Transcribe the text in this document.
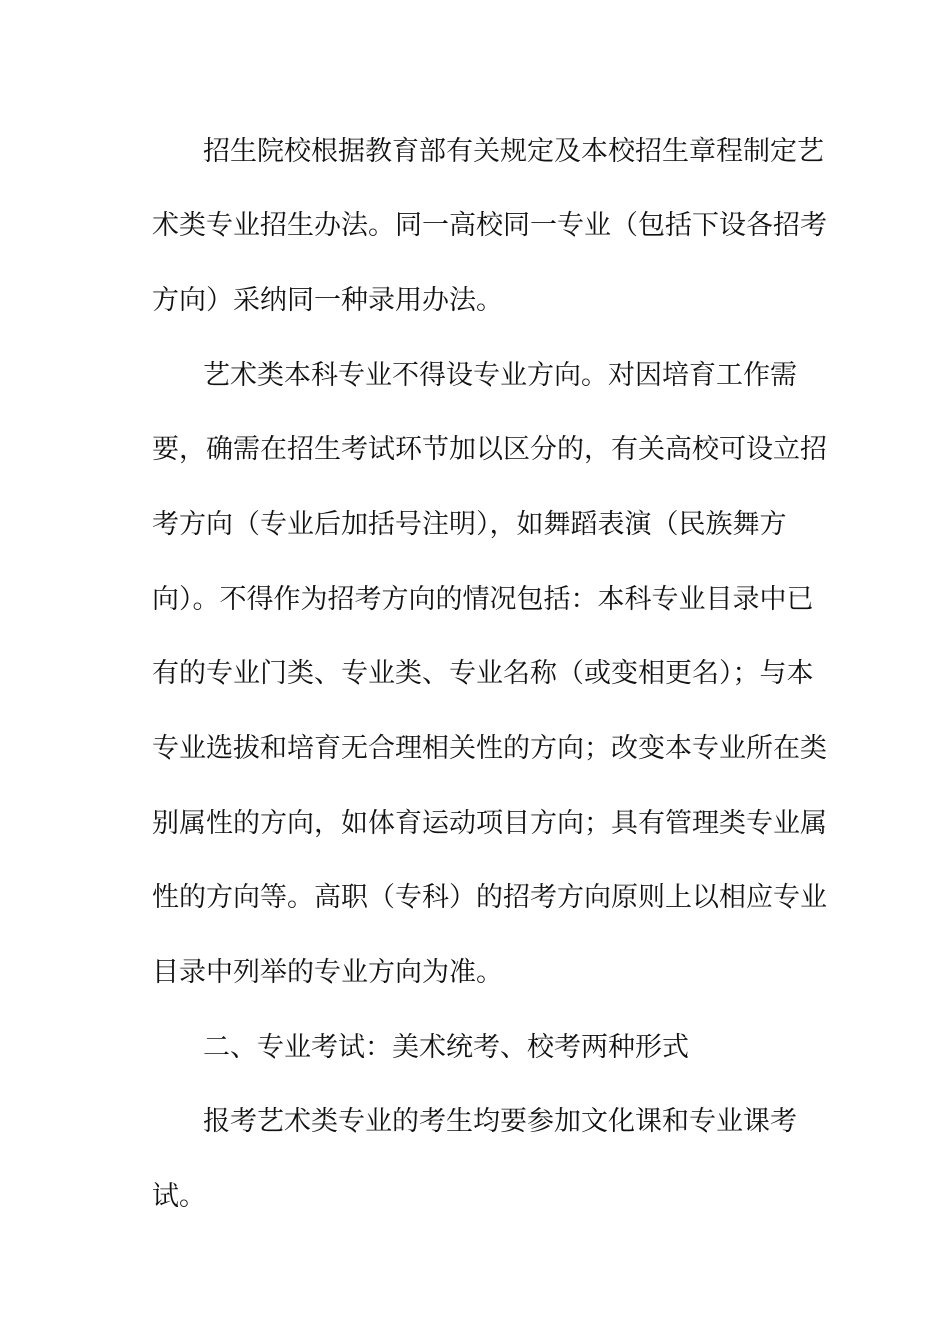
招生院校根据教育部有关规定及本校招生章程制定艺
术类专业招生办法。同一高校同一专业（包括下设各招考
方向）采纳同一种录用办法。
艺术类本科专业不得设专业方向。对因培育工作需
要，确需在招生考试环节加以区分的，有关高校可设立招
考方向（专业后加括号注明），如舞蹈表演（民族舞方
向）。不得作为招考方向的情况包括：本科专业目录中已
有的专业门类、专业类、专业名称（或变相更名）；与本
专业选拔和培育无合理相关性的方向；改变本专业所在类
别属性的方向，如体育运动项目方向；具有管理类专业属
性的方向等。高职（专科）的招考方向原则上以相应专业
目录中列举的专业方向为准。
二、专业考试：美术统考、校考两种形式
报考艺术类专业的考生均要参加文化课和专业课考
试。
____________
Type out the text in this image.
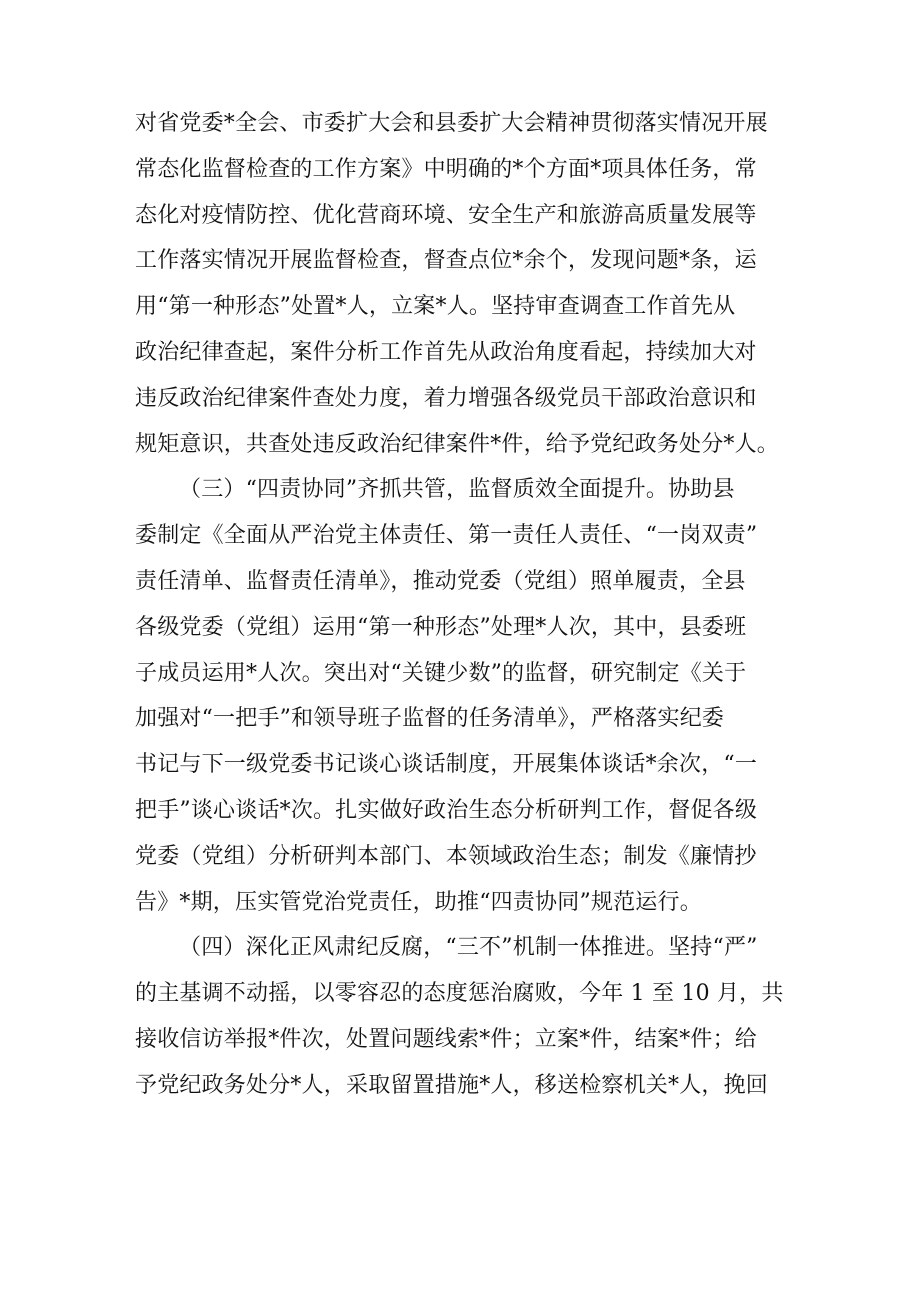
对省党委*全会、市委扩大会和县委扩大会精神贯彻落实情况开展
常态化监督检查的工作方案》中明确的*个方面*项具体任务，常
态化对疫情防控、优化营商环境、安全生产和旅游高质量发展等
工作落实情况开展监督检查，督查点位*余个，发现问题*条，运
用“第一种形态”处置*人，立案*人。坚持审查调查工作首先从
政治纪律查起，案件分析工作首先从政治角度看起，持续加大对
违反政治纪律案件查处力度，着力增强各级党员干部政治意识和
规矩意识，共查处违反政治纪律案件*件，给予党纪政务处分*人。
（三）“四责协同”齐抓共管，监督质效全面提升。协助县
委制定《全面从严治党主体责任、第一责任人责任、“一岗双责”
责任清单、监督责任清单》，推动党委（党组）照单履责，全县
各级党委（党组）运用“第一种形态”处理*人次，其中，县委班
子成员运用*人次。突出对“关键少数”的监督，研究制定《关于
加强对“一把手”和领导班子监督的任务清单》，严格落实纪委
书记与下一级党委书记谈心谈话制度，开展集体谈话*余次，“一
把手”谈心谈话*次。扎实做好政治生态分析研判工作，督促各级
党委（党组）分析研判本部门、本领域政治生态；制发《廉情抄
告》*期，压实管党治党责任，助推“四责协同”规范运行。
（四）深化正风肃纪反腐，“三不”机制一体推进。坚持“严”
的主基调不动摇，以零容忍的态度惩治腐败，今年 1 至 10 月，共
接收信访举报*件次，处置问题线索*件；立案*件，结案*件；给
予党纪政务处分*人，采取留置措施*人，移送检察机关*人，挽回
____________
Written exercise -
Count every line in the preceding entries where the string "this" appears, then state only the total.

Answer to the exercise -
2